» **Exercise requirements**
Select and reproduce each line of the listing below that bears the string "structured".

++++++++

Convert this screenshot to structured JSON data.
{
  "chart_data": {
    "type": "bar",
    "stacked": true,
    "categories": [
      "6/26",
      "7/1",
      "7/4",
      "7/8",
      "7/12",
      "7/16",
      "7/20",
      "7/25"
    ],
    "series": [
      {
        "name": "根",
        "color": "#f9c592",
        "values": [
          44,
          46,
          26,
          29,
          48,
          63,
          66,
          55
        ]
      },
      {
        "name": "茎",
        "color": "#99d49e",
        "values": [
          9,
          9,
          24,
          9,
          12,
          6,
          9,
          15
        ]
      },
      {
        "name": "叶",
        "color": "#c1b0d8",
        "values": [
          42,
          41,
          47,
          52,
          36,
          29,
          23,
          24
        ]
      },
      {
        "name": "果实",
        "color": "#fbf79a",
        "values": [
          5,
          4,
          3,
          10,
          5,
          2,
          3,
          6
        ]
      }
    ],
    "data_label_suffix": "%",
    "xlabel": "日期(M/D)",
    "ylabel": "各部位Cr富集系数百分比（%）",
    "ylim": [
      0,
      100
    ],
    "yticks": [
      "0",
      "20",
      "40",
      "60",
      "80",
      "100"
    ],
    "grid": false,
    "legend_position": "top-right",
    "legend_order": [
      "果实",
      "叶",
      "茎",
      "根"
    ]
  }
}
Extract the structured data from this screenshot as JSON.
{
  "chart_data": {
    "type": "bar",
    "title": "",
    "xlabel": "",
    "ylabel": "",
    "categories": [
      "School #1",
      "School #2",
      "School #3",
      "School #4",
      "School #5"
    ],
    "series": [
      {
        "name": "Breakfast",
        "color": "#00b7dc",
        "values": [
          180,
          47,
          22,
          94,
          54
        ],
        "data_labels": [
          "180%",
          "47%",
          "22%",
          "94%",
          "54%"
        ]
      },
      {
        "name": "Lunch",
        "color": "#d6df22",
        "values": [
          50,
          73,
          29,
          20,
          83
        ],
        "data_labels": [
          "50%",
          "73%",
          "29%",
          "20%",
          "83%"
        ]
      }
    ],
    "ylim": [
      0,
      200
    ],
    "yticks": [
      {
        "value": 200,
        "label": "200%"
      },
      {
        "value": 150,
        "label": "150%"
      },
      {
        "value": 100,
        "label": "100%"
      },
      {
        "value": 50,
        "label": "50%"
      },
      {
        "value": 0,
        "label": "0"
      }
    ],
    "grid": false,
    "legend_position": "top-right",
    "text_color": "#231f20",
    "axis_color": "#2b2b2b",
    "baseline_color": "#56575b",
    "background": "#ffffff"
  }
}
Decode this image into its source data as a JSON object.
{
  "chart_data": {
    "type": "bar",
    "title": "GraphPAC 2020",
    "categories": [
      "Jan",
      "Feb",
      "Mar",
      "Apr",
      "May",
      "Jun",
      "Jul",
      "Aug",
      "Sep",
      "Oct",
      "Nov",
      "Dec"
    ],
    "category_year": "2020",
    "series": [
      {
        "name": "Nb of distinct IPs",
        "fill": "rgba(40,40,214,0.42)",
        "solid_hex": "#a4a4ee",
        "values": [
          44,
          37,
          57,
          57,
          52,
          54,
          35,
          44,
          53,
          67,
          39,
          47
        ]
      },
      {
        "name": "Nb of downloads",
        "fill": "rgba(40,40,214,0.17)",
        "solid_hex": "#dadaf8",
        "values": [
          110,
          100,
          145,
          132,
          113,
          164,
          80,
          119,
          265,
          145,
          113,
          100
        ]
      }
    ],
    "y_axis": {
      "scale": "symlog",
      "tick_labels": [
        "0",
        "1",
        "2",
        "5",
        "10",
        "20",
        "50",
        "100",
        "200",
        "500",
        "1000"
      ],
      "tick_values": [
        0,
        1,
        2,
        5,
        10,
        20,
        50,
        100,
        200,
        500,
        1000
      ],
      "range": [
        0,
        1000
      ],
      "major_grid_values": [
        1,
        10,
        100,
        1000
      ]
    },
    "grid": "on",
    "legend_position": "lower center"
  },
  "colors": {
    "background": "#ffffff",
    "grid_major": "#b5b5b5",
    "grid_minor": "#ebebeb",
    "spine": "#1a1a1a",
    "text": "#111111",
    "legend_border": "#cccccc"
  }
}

++++++++

» **Task output**
Convert this screenshot to structured JSON data.
Extract the structured data from this screenshot as JSON.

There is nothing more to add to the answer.